■ **Task instructions**
Copy the data below verbatim, from its first line through the line containing "x-tick-label: 0 [97, 458, 109, 481]", with both of those lines included.

****************************************

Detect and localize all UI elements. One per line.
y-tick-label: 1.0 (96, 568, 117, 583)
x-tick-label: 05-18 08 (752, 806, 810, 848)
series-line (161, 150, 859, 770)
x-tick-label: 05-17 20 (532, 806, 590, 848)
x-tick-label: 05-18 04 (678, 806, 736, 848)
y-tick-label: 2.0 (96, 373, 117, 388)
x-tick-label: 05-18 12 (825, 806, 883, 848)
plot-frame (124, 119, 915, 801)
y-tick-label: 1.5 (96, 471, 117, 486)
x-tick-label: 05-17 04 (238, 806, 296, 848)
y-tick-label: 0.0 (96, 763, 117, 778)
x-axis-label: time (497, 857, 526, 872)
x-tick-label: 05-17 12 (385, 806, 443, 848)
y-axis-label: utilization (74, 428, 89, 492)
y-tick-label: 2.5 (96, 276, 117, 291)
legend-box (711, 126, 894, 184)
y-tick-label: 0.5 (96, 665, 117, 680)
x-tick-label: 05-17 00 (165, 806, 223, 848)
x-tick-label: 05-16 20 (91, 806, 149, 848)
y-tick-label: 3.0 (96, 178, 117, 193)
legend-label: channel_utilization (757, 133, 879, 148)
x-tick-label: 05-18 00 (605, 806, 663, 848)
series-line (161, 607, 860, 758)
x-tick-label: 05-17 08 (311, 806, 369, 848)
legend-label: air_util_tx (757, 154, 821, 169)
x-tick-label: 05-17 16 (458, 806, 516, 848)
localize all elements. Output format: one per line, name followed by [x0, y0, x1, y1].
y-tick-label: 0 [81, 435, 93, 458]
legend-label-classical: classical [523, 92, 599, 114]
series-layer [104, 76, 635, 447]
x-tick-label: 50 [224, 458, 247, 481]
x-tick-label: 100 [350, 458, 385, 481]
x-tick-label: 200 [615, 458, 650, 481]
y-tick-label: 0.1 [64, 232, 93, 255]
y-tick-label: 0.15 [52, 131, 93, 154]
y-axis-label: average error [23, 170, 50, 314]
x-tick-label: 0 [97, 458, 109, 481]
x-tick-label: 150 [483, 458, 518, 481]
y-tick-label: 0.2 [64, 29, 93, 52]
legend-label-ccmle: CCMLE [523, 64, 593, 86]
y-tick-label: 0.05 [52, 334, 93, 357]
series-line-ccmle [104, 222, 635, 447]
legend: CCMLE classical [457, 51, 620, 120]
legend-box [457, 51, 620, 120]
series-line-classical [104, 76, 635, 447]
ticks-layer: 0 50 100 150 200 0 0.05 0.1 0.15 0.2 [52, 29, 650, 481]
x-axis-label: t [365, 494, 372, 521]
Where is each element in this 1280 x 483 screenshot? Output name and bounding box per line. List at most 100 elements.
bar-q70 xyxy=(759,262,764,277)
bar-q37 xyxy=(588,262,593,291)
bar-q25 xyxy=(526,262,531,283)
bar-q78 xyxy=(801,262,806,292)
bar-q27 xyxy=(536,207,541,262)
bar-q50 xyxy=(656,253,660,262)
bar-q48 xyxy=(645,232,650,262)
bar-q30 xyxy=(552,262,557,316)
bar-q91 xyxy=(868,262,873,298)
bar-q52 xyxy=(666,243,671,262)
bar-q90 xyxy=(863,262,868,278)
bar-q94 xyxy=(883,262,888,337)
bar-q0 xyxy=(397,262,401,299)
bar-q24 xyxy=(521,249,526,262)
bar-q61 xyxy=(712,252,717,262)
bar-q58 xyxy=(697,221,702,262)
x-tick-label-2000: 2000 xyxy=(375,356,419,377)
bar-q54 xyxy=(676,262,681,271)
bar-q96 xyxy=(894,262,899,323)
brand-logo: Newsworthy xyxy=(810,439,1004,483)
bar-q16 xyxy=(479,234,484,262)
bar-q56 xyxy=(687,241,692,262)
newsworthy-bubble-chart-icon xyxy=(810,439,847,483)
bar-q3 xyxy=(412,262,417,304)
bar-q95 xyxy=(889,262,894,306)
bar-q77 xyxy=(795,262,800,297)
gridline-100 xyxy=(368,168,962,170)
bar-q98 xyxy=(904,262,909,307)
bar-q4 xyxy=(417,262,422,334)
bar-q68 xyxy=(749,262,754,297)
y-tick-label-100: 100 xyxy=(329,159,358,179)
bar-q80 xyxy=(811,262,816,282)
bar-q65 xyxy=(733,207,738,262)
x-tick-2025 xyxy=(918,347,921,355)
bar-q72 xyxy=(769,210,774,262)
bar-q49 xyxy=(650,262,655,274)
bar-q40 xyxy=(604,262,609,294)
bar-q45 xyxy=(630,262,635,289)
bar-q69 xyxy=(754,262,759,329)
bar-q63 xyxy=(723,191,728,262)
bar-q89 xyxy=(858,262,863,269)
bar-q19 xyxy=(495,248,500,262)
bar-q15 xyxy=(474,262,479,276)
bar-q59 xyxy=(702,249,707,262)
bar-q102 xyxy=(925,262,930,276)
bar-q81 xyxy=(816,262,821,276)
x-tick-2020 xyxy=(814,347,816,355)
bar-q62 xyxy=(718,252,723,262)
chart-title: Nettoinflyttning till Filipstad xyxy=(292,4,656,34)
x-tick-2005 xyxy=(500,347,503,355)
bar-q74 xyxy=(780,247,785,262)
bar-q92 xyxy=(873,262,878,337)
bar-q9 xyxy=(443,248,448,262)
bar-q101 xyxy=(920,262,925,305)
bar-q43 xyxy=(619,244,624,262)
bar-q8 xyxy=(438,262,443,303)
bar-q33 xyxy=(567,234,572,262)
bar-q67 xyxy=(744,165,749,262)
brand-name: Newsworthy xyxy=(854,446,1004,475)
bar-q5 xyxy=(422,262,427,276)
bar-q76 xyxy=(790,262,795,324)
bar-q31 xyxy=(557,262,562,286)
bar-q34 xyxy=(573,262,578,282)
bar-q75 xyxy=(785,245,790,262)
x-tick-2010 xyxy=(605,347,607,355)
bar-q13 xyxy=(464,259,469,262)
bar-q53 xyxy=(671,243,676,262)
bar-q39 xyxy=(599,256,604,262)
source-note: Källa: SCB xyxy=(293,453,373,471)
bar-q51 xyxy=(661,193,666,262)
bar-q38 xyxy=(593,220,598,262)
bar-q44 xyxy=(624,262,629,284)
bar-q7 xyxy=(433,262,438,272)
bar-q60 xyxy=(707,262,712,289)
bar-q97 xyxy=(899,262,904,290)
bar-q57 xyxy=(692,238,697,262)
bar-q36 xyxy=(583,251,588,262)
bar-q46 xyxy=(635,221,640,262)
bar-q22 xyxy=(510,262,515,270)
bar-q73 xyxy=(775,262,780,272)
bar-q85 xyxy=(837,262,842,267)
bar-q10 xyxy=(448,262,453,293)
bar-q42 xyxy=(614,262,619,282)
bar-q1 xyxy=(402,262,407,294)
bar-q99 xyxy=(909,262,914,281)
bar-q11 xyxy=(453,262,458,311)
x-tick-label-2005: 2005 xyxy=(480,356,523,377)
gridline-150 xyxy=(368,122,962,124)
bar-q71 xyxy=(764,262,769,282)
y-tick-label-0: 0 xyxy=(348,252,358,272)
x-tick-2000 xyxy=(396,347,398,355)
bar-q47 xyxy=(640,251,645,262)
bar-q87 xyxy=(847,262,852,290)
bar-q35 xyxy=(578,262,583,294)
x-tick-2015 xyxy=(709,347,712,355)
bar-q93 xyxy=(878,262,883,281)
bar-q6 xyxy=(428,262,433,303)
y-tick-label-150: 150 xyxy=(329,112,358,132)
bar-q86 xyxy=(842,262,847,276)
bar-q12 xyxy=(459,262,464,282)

****************************************

■ **Exercise response**
Detect and localize all UI elements. One per line.
y-tick-label: 1.0 (96, 568, 117, 583)
x-tick-label: 05-18 08 (752, 806, 810, 848)
series-line (161, 150, 859, 770)
x-tick-label: 05-17 20 (532, 806, 590, 848)
x-tick-label: 05-18 04 (678, 806, 736, 848)
y-tick-label: 2.0 (96, 373, 117, 388)
x-tick-label: 05-18 12 (825, 806, 883, 848)
plot-frame (124, 119, 915, 801)
y-tick-label: 1.5 (96, 471, 117, 486)
x-tick-label: 05-17 04 (238, 806, 296, 848)
y-tick-label: 0.0 (96, 763, 117, 778)
x-axis-label: time (497, 857, 526, 872)
x-tick-label: 05-17 12 (385, 806, 443, 848)
y-axis-label: utilization (74, 428, 89, 492)
y-tick-label: 2.5 (96, 276, 117, 291)
legend-box (711, 126, 894, 184)
y-tick-label: 0.5 (96, 665, 117, 680)
x-tick-label: 05-17 00 (165, 806, 223, 848)
x-tick-label: 05-16 20 (91, 806, 149, 848)
y-tick-label: 3.0 (96, 178, 117, 193)
legend-label: channel_utilization (757, 133, 879, 148)
x-tick-label: 05-18 00 (605, 806, 663, 848)
series-line (161, 607, 860, 758)
x-tick-label: 05-17 08 (311, 806, 369, 848)
legend-label: air_util_tx (757, 154, 821, 169)
x-tick-label: 05-17 16 (458, 806, 516, 848)
localize all elements. Output format: one per line, name followed by [x0, y0, x1, y1].
y-tick-label: 0 [81, 435, 93, 458]
legend-label-classical: classical [523, 92, 599, 114]
series-layer [104, 76, 635, 447]
x-tick-label: 50 [224, 458, 247, 481]
x-tick-label: 100 [350, 458, 385, 481]
x-tick-label: 200 [615, 458, 650, 481]
y-tick-label: 0.1 [64, 232, 93, 255]
y-tick-label: 0.15 [52, 131, 93, 154]
y-axis-label: average error [23, 170, 50, 314]
x-tick-label: 0 [97, 458, 109, 481]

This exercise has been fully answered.